-- Begin MATERIAL SHOWN --

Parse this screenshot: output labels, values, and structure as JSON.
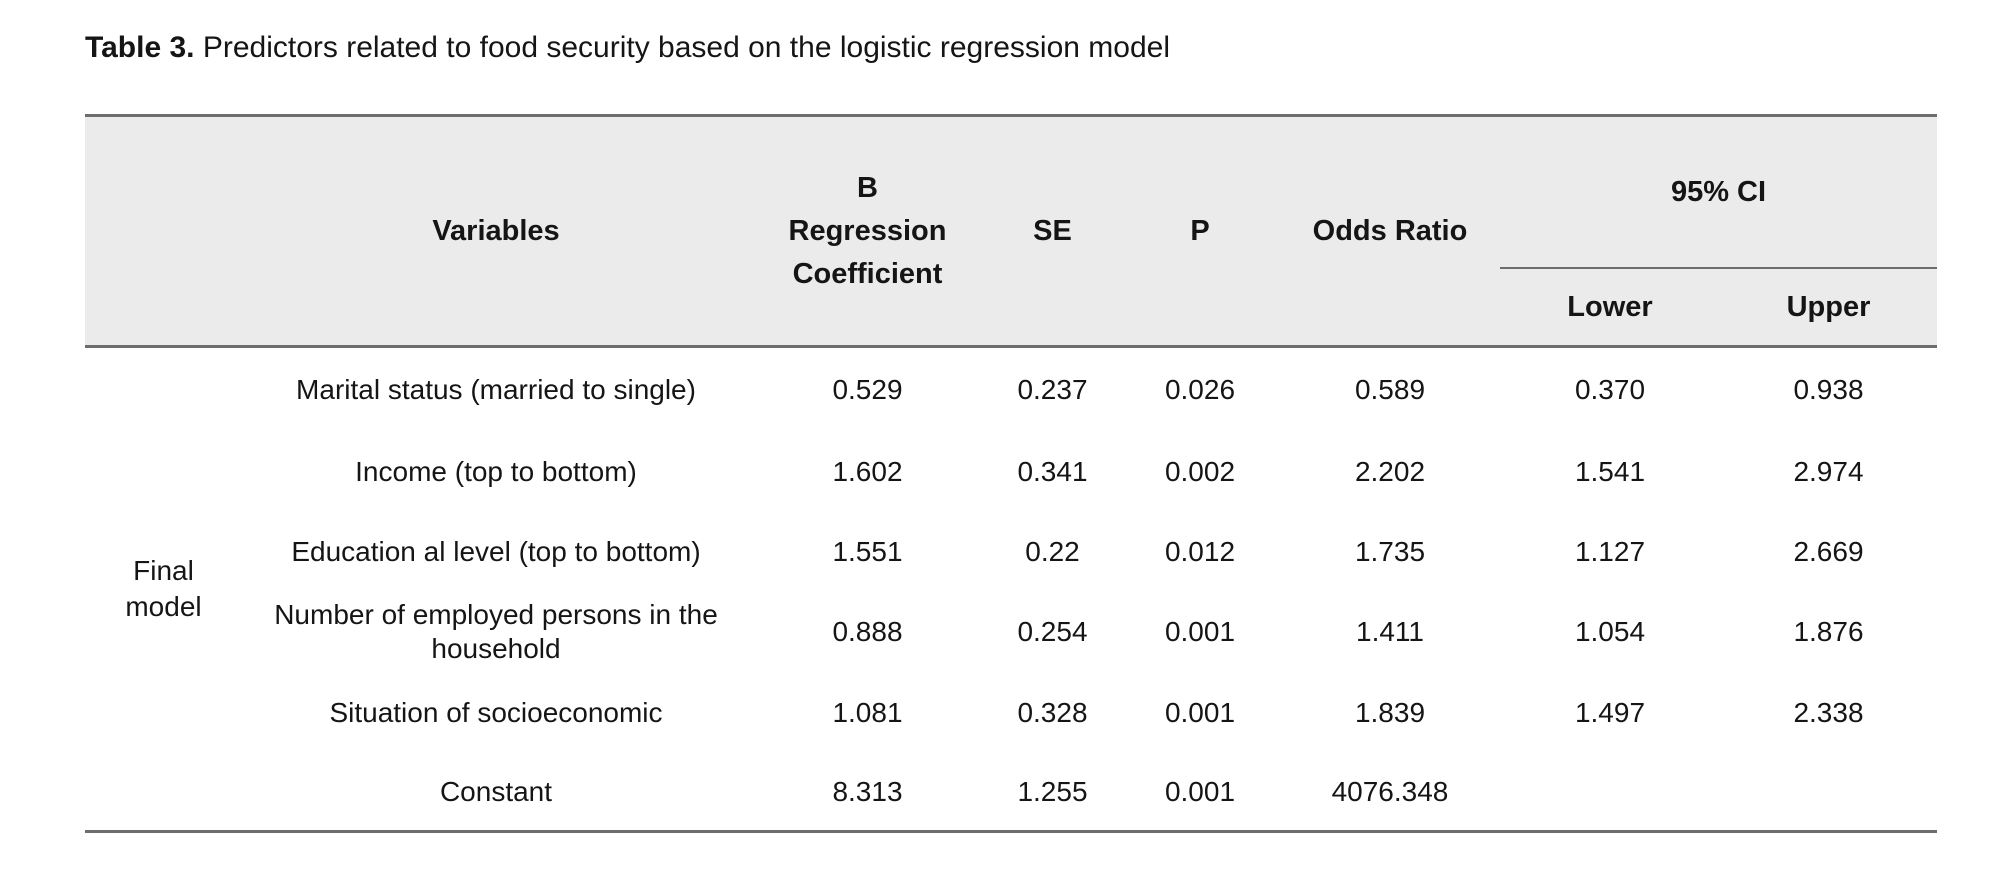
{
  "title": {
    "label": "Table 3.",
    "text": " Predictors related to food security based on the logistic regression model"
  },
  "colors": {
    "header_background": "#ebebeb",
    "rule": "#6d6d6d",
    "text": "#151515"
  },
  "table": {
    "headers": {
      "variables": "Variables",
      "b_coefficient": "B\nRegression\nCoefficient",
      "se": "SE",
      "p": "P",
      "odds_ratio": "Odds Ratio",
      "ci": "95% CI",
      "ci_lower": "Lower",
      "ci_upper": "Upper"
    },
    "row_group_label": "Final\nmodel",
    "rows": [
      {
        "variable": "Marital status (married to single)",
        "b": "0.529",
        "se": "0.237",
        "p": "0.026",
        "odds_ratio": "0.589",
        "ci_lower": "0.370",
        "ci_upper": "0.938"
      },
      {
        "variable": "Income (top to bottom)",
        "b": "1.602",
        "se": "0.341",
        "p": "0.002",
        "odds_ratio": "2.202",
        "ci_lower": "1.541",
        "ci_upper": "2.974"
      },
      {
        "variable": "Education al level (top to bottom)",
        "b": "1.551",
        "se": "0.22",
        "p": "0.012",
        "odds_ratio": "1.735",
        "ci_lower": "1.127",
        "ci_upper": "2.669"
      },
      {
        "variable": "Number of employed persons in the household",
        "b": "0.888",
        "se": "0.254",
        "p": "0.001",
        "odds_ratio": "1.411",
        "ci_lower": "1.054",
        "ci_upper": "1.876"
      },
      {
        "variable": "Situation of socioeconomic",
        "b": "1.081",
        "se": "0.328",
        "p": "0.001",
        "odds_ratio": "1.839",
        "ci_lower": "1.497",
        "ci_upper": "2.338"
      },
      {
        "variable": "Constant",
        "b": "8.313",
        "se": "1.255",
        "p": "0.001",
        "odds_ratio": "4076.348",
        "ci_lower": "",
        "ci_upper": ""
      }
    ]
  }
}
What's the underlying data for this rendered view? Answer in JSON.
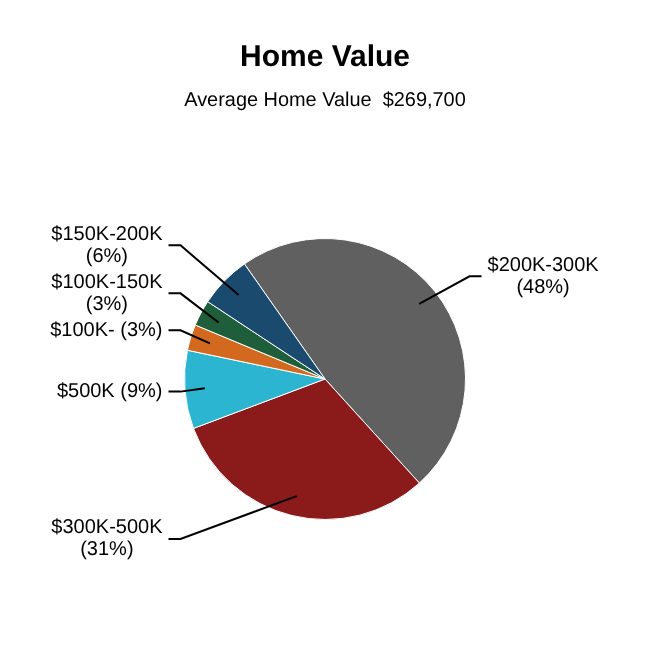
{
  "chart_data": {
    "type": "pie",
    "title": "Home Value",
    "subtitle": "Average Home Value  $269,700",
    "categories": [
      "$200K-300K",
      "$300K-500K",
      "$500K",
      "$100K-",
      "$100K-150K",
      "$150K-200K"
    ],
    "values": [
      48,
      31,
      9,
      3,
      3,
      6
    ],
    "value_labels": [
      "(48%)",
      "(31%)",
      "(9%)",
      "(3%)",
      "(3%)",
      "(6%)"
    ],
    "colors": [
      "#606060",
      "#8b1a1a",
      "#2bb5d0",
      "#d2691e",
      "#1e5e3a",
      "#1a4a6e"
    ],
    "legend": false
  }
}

-- End MATERIAL SHOWN --

PROMPT:
Each line that has the word "this" should be copied.

REPLY:
Parse this screenshot: output labels, values, and structure as JSON.
What's the underlying data for this rendered view? Answer in JSON.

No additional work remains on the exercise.